CHALLENGE >> Without the pictures, copy the entries below word for word.

DATA SHOWN >>

>>>>

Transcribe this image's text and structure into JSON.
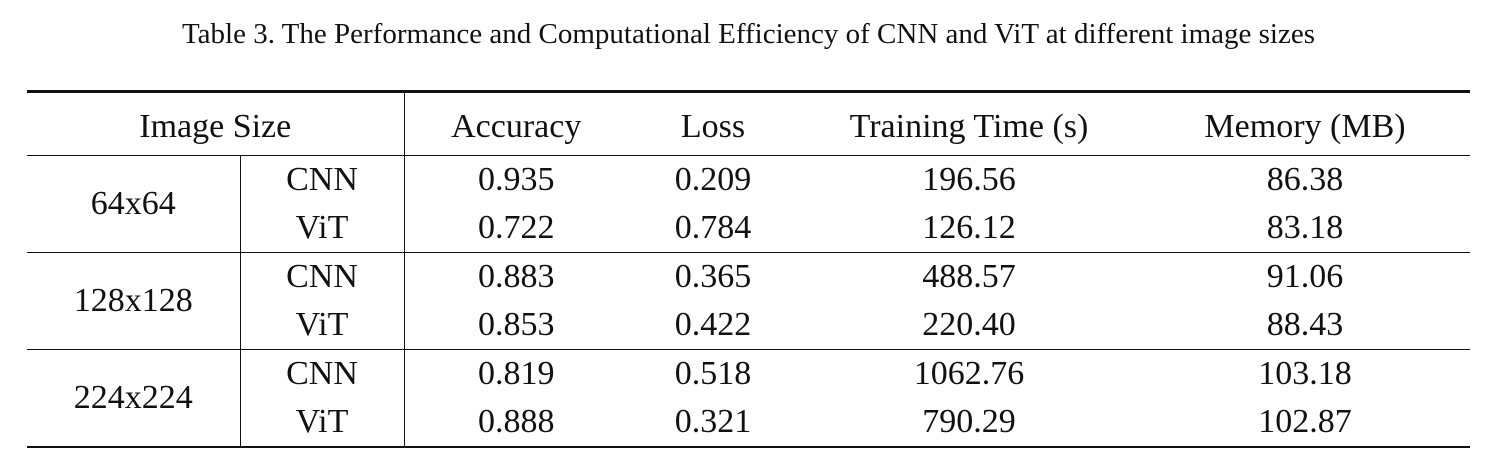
{
  "caption": "Table 3. The Performance and Computational Efficiency of CNN and ViT at different image sizes",
  "table": {
    "headers": {
      "image_size": "Image Size",
      "accuracy": "Accuracy",
      "loss": "Loss",
      "training_time": "Training Time (s)",
      "memory": "Memory (MB)"
    },
    "groups": [
      {
        "size": "64x64",
        "rows": [
          {
            "model": "CNN",
            "accuracy": "0.935",
            "loss": "0.209",
            "training_time": "196.56",
            "memory": "86.38"
          },
          {
            "model": "ViT",
            "accuracy": "0.722",
            "loss": "0.784",
            "training_time": "126.12",
            "memory": "83.18"
          }
        ]
      },
      {
        "size": "128x128",
        "rows": [
          {
            "model": "CNN",
            "accuracy": "0.883",
            "loss": "0.365",
            "training_time": "488.57",
            "memory": "91.06"
          },
          {
            "model": "ViT",
            "accuracy": "0.853",
            "loss": "0.422",
            "training_time": "220.40",
            "memory": "88.43"
          }
        ]
      },
      {
        "size": "224x224",
        "rows": [
          {
            "model": "CNN",
            "accuracy": "0.819",
            "loss": "0.518",
            "training_time": "1062.76",
            "memory": "103.18"
          },
          {
            "model": "ViT",
            "accuracy": "0.888",
            "loss": "0.321",
            "training_time": "790.29",
            "memory": "102.87"
          }
        ]
      }
    ]
  }
}
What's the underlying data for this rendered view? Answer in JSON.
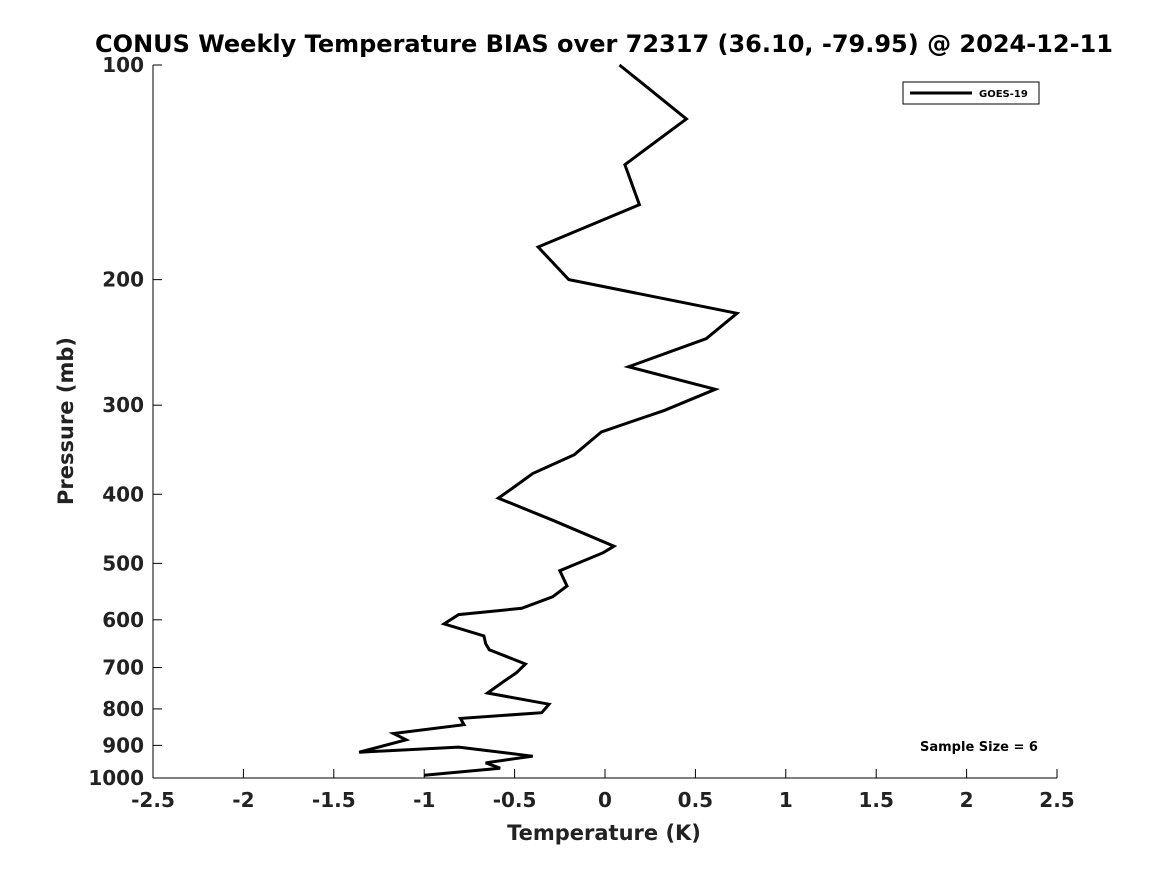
{
  "chart_data": {
    "type": "line",
    "title": "CONUS Weekly Temperature BIAS over 72317 (36.10, -79.95) @ 2024-12-11",
    "xlabel": "Temperature (K)",
    "ylabel": "Pressure (mb)",
    "xlim": [
      -2.5,
      2.5
    ],
    "ylim": [
      1000,
      100
    ],
    "yscale": "log",
    "x_ticks": [
      -2.5,
      -2,
      -1.5,
      -1,
      -0.5,
      0,
      0.5,
      1,
      1.5,
      2,
      2.5
    ],
    "x_tick_labels": [
      "-2.5",
      "-2",
      "-1.5",
      "-1",
      "-0.5",
      "0",
      "0.5",
      "1",
      "1.5",
      "2",
      "2.5"
    ],
    "y_ticks": [
      100,
      200,
      300,
      400,
      500,
      600,
      700,
      800,
      900,
      1000
    ],
    "y_tick_labels": [
      "100",
      "200",
      "300",
      "400",
      "500",
      "600",
      "700",
      "800",
      "900",
      "1000"
    ],
    "grid": false,
    "legend_position": "top-right",
    "annotation": "Sample Size = 6",
    "series": [
      {
        "name": "GOES-19",
        "color": "#000000",
        "x": [
          0.08,
          0.45,
          0.11,
          0.19,
          -0.37,
          -0.2,
          0.73,
          0.56,
          0.13,
          0.61,
          0.33,
          -0.02,
          -0.17,
          -0.4,
          -0.51,
          -0.59,
          -0.29,
          0.05,
          -0.01,
          -0.25,
          -0.21,
          -0.29,
          -0.46,
          -0.81,
          -0.89,
          -0.67,
          -0.66,
          -0.64,
          -0.44,
          -0.49,
          -0.56,
          -0.65,
          -0.31,
          -0.35,
          -0.8,
          -0.78,
          -1.17,
          -1.1,
          -1.36,
          -0.81,
          -0.4,
          -0.66,
          -0.58,
          -1.0
        ],
        "y": [
          100,
          119,
          138,
          157,
          180,
          200,
          223,
          242,
          265,
          285,
          305,
          327,
          352,
          374,
          392,
          405,
          435,
          473,
          483,
          512,
          538,
          557,
          578,
          590,
          608,
          632,
          648,
          661,
          692,
          712,
          732,
          760,
          788,
          810,
          825,
          842,
          866,
          884,
          920,
          905,
          932,
          952,
          969,
          991
        ]
      }
    ]
  }
}
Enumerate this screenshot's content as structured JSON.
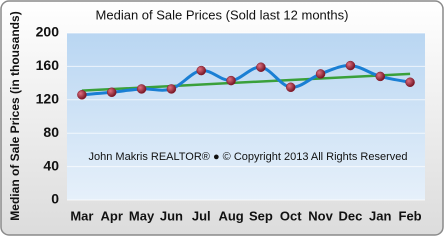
{
  "chart_data": {
    "type": "line",
    "title": "Median of Sale Prices (Sold last 12 months)",
    "y_label": "Median of Sale Prices (in thousands)",
    "annotation": "John Makris REALTOR®  ●  © Copyright 2013 All Rights Reserved",
    "categories": [
      "Mar",
      "Apr",
      "May",
      "Jun",
      "Jul",
      "Aug",
      "Sep",
      "Oct",
      "Nov",
      "Dec",
      "Jan",
      "Feb"
    ],
    "series": [
      {
        "color": "#1a7fd4",
        "marker_color": "#8b1a2a",
        "values": [
          126,
          129,
          133,
          133,
          155,
          143,
          159,
          135,
          151,
          161,
          148,
          141
        ]
      }
    ],
    "trend": {
      "color": "#3aa03a",
      "values": [
        131,
        151
      ]
    },
    "ylim": [
      0,
      200
    ],
    "yticks": [
      0,
      40,
      80,
      120,
      160,
      200
    ],
    "grid": true
  }
}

<<<<

RESPONSE >>
Transcribe this image's text and structure into JSON.
{
  "caption": "Table 3. The Performance and Computational Efficiency of CNN and ViT at different image sizes",
  "table": {
    "headers": {
      "image_size": "Image Size",
      "accuracy": "Accuracy",
      "loss": "Loss",
      "training_time": "Training Time (s)",
      "memory": "Memory (MB)"
    },
    "groups": [
      {
        "size": "64x64",
        "rows": [
          {
            "model": "CNN",
            "accuracy": "0.935",
            "loss": "0.209",
            "training_time": "196.56",
            "memory": "86.38"
          },
          {
            "model": "ViT",
            "accuracy": "0.722",
            "loss": "0.784",
            "training_time": "126.12",
            "memory": "83.18"
          }
        ]
      },
      {
        "size": "128x128",
        "rows": [
          {
            "model": "CNN",
            "accuracy": "0.883",
            "loss": "0.365",
            "training_time": "488.57",
            "memory": "91.06"
          },
          {
            "model": "ViT",
            "accuracy": "0.853",
            "loss": "0.422",
            "training_time": "220.40",
            "memory": "88.43"
          }
        ]
      },
      {
        "size": "224x224",
        "rows": [
          {
            "model": "CNN",
            "accuracy": "0.819",
            "loss": "0.518",
            "training_time": "1062.76",
            "memory": "103.18"
          },
          {
            "model": "ViT",
            "accuracy": "0.888",
            "loss": "0.321",
            "training_time": "790.29",
            "memory": "102.87"
          }
        ]
      }
    ]
  }
}
What's the underlying data for this rendered view? Answer in JSON.
{
  "chart_data": {
    "type": "line",
    "title": "CONUS Weekly Temperature BIAS over 72317 (36.10, -79.95) @ 2024-12-11",
    "xlabel": "Temperature (K)",
    "ylabel": "Pressure (mb)",
    "xlim": [
      -2.5,
      2.5
    ],
    "ylim": [
      1000,
      100
    ],
    "yscale": "log",
    "x_ticks": [
      -2.5,
      -2,
      -1.5,
      -1,
      -0.5,
      0,
      0.5,
      1,
      1.5,
      2,
      2.5
    ],
    "x_tick_labels": [
      "-2.5",
      "-2",
      "-1.5",
      "-1",
      "-0.5",
      "0",
      "0.5",
      "1",
      "1.5",
      "2",
      "2.5"
    ],
    "y_ticks": [
      100,
      200,
      300,
      400,
      500,
      600,
      700,
      800,
      900,
      1000
    ],
    "y_tick_labels": [
      "100",
      "200",
      "300",
      "400",
      "500",
      "600",
      "700",
      "800",
      "900",
      "1000"
    ],
    "grid": false,
    "legend_position": "top-right",
    "annotation": "Sample Size = 6",
    "series": [
      {
        "name": "GOES-19",
        "color": "#000000",
        "x": [
          0.08,
          0.45,
          0.11,
          0.19,
          -0.37,
          -0.2,
          0.73,
          0.56,
          0.13,
          0.61,
          0.33,
          -0.02,
          -0.17,
          -0.4,
          -0.51,
          -0.59,
          -0.29,
          0.05,
          -0.01,
          -0.25,
          -0.21,
          -0.29,
          -0.46,
          -0.81,
          -0.89,
          -0.67,
          -0.66,
          -0.64,
          -0.44,
          -0.49,
          -0.56,
          -0.65,
          -0.31,
          -0.35,
          -0.8,
          -0.78,
          -1.17,
          -1.1,
          -1.36,
          -0.81,
          -0.4,
          -0.66,
          -0.58,
          -1.0
        ],
        "y": [
          100,
          119,
          138,
          157,
          180,
          200,
          223,
          242,
          265,
          285,
          305,
          327,
          352,
          374,
          392,
          405,
          435,
          473,
          483,
          512,
          538,
          557,
          578,
          590,
          608,
          632,
          648,
          661,
          692,
          712,
          732,
          760,
          788,
          810,
          825,
          842,
          866,
          884,
          920,
          905,
          932,
          952,
          969,
          991
        ]
      }
    ]
  }
}
Enumerate this screenshot's content as structured JSON.
{
  "chart_data": {
    "type": "line",
    "title": "Median of Sale Prices (Sold last 12 months)",
    "y_label": "Median of Sale Prices (in thousands)",
    "annotation": "John Makris REALTOR®  ●  © Copyright 2013 All Rights Reserved",
    "categories": [
      "Mar",
      "Apr",
      "May",
      "Jun",
      "Jul",
      "Aug",
      "Sep",
      "Oct",
      "Nov",
      "Dec",
      "Jan",
      "Feb"
    ],
    "series": [
      {
        "color": "#1a7fd4",
        "marker_color": "#8b1a2a",
        "values": [
          126,
          129,
          133,
          133,
          155,
          143,
          159,
          135,
          151,
          161,
          148,
          141
        ]
      }
    ],
    "trend": {
      "color": "#3aa03a",
      "values": [
        131,
        151
      ]
    },
    "ylim": [
      0,
      200
    ],
    "yticks": [
      0,
      40,
      80,
      120,
      160,
      200
    ],
    "grid": true
  }
}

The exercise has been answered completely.